### DATA LINES
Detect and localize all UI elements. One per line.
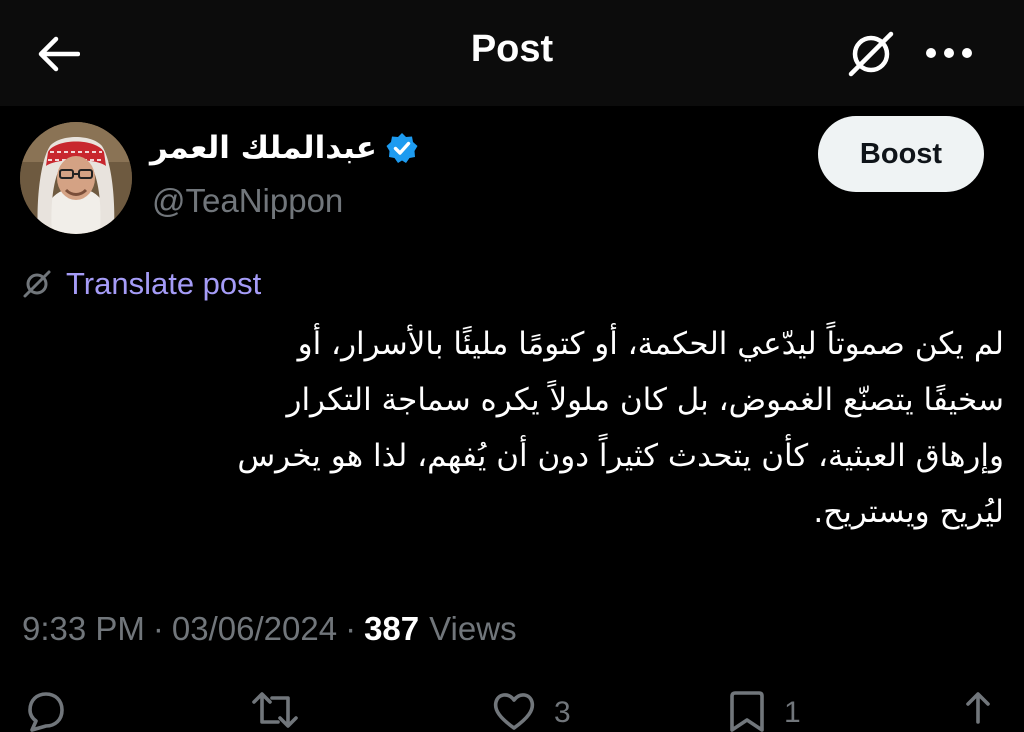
post-text-line: لم يكن صموتاً ليدّعي الحكمة، أو كتومًا م… (297, 326, 1004, 362)
post-action-bar: 3 1 (0, 688, 1024, 732)
meta-separator: · (152, 610, 164, 647)
post-text-line: وإرهاق العبثية، كأن يتحدث كثيراً دون أن … (237, 438, 1004, 474)
author-handle[interactable]: @TeaNippon (152, 182, 343, 220)
bookmark-icon (730, 691, 764, 732)
boost-button[interactable]: Boost (818, 116, 984, 192)
avatar-image (20, 122, 132, 234)
post-meta: 9:33 PM · 03/06/2024 · 387 Views (22, 610, 517, 648)
reply-icon (28, 692, 64, 732)
bookmark-button[interactable]: 1 (726, 688, 801, 732)
author-avatar[interactable] (20, 122, 132, 234)
heart-icon (493, 693, 535, 730)
share-button[interactable] (956, 688, 1000, 732)
like-count: 3 (554, 696, 571, 729)
views-label[interactable]: Views (429, 610, 516, 648)
post-text: لم يكن صموتاً ليدّعي الحكمة، أو كتومًا م… (20, 316, 1004, 540)
more-options-button[interactable] (918, 30, 980, 76)
reply-button[interactable] (22, 688, 70, 732)
repost-button[interactable] (248, 688, 302, 732)
grok-button[interactable] (842, 26, 900, 82)
post-text-line: ليُريح ويستريح. (813, 494, 1004, 530)
repost-icon (252, 692, 298, 728)
author-name-row[interactable]: عبدالملك العمر (150, 130, 419, 166)
share-icon (966, 692, 990, 724)
top-app-bar: Post (0, 0, 1024, 106)
more-horizontal-icon (926, 48, 972, 58)
post-time: 9:33 PM (22, 610, 145, 647)
post-text-line: سخيفًا يتصنّع الغموض، بل كان ملولاً يكره… (286, 382, 1004, 418)
views-count[interactable]: 387 (364, 610, 419, 648)
grok-translate-icon (23, 270, 51, 298)
translate-post-label[interactable]: Translate post (66, 266, 261, 302)
verified-badge-icon (386, 133, 418, 163)
like-button[interactable]: 3 (490, 688, 571, 732)
meta-separator: · (345, 610, 357, 647)
post-date: 03/06/2024 (171, 610, 338, 647)
bookmark-count: 1 (784, 696, 801, 729)
grok-icon (848, 31, 894, 77)
author-name[interactable]: عبدالملك العمر (150, 130, 377, 166)
translate-post-link[interactable]: Translate post (22, 266, 261, 302)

### THE TASK
Render everything from the line containing "post-text-line: لم يكن" down to the line containing "repost-icon (252, 692, 298, 728)", both included, as a Markdown table with the columns No. and Line. Number each row and leave out blank lines.

### WRITTEN RESPONSE
| No. | Line |
|---|---|
| 1 | post-text-line: لم يكن صموتاً ليدّعي الحكمة، أو كتومًا م… (297, 326, 1004, 362) |
| 2 | post-action-bar: 3 1 (0, 688, 1024, 732) |
| 3 | meta-separator: · (152, 610, 164, 647) |
| 4 | post-text-line: وإرهاق العبثية، كأن يتحدث كثيراً دون أن … (237, 438, 1004, 474) |
| 5 | author-handle[interactable]: @TeaNippon (152, 182, 343, 220) |
| 6 | bookmark-icon (730, 691, 764, 732) |
| 7 | boost-button[interactable]: Boost (818, 116, 984, 192) |
| 8 | avatar-image (20, 122, 132, 234) |
| 9 | post-meta: 9:33 PM · 03/06/2024 · 387 Views (22, 610, 517, 648) |
| 10 | reply-icon (28, 692, 64, 732) |
| 11 | bookmark-button[interactable]: 1 (726, 688, 801, 732) |
| 12 | author-avatar[interactable] (20, 122, 132, 234) |
| 13 | heart-icon (493, 693, 535, 730) |
| 14 | share-button[interactable] (956, 688, 1000, 732) |
| 15 | like-count: 3 (554, 696, 571, 729) |
| 16 | views-label[interactable]: Views (429, 610, 516, 648) |
| 17 | post-text: لم يكن صموتاً ليدّعي الحكمة، أو كتومًا م… (20, 316, 1004, 540) |
| 18 | more-options-button[interactable] (918, 30, 980, 76) |
| 19 | reply-button[interactable] (22, 688, 70, 732) |
| 20 | repost-button[interactable] (248, 688, 302, 732) |
| 21 | grok-button[interactable] (842, 26, 900, 82) |
| 22 | post-text-line: ليُريح ويستريح. (813, 494, 1004, 530) |
| 23 | repost-icon (252, 692, 298, 728) |